**What is being asked:** Write the data out again in full, with no departure from the original.

(Source data)
***

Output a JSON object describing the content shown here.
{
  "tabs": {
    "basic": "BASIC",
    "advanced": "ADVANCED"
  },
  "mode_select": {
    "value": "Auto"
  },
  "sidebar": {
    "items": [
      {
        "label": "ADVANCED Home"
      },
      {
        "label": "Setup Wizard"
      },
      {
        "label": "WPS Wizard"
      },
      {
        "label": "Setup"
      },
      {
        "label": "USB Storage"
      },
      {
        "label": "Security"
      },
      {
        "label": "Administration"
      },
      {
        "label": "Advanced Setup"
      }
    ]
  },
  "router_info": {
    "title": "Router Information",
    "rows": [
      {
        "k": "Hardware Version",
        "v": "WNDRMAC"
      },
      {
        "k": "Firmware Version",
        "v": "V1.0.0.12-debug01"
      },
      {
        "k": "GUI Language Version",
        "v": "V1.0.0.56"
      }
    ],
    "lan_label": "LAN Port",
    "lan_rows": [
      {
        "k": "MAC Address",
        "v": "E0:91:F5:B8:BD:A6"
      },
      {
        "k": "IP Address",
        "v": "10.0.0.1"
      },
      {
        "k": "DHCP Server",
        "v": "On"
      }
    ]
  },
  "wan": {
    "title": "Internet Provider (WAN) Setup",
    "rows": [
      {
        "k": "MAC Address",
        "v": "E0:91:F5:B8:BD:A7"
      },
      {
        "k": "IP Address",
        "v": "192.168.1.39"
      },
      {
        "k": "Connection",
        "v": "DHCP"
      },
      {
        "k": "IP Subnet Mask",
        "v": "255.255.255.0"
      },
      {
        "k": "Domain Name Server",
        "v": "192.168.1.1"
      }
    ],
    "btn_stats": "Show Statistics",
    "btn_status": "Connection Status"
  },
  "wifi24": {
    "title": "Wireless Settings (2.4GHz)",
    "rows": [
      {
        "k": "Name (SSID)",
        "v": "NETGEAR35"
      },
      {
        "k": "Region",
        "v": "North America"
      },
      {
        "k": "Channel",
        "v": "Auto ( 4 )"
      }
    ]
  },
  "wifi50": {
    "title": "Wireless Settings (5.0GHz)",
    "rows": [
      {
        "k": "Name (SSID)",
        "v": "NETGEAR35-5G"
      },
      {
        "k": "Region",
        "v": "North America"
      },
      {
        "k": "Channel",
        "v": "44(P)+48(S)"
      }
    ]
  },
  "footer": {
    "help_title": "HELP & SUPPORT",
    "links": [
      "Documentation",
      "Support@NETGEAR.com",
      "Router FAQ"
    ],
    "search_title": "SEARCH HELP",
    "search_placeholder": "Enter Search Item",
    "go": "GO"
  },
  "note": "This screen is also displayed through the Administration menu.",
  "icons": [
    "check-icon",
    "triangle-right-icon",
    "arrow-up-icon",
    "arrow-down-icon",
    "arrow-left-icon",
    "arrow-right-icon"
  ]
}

***

**Result below:**
Output a JSON object describing the content shown here.
{
  "tabs": {
    "basic": "BASIC",
    "advanced": "ADVANCED"
  },
  "mode_select": {
    "value": "Auto"
  },
  "sidebar": {
    "items": [
      {
        "label": "ADVANCED Home"
      },
      {
        "label": "Setup Wizard"
      },
      {
        "label": "WPS Wizard"
      },
      {
        "label": "Setup"
      },
      {
        "label": "USB Storage"
      },
      {
        "label": "Security"
      },
      {
        "label": "Administration"
      },
      {
        "label": "Advanced Setup"
      }
    ]
  },
  "router_info": {
    "title": "Router Information",
    "rows": [
      {
        "k": "Hardware Version",
        "v": "WNDRMAC"
      },
      {
        "k": "Firmware Version",
        "v": "V1.0.0.12-debug01"
      },
      {
        "k": "GUI Language Version",
        "v": "V1.0.0.56"
      }
    ],
    "lan_label": "LAN Port",
    "lan_rows": [
      {
        "k": "MAC Address",
        "v": "E0:91:F5:B8:BD:A6"
      },
      {
        "k": "IP Address",
        "v": "10.0.0.1"
      },
      {
        "k": "DHCP Server",
        "v": "On"
      }
    ]
  },
  "wan": {
    "title": "Internet Provider (WAN) Setup",
    "rows": [
      {
        "k": "MAC Address",
        "v": "E0:91:F5:B8:BD:A7"
      },
      {
        "k": "IP Address",
        "v": "192.168.1.39"
      },
      {
        "k": "Connection",
        "v": "DHCP"
      },
      {
        "k": "IP Subnet Mask",
        "v": "255.255.255.0"
      },
      {
        "k": "Domain Name Server",
        "v": "192.168.1.1"
      }
    ],
    "btn_stats": "Show Statistics",
    "btn_status": "Connection Status"
  },
  "wifi24": {
    "title": "Wireless Settings (2.4GHz)",
    "rows": [
      {
        "k": "Name (SSID)",
        "v": "NETGEAR35"
      },
      {
        "k": "Region",
        "v": "North America"
      },
      {
        "k": "Channel",
        "v": "Auto ( 4 )"
      }
    ]
  },
  "wifi50": {
    "title": "Wireless Settings (5.0GHz)",
    "rows": [
      {
        "k": "Name (SSID)",
        "v": "NETGEAR35-5G"
      },
      {
        "k": "Region",
        "v": "North America"
      },
      {
        "k": "Channel",
        "v": "44(P)+48(S)"
      }
    ]
  },
  "footer": {
    "help_title": "HELP & SUPPORT",
    "links": [
      "Documentation",
      "Support@NETGEAR.com",
      "Router FAQ"
    ],
    "search_title": "SEARCH HELP",
    "search_placeholder": "Enter Search Item",
    "go": "GO"
  },
  "note": "This screen is also displayed through the Administration menu.",
  "icons": [
    "check-icon",
    "triangle-right-icon",
    "arrow-up-icon",
    "arrow-down-icon",
    "arrow-left-icon",
    "arrow-right-icon"
  ]
}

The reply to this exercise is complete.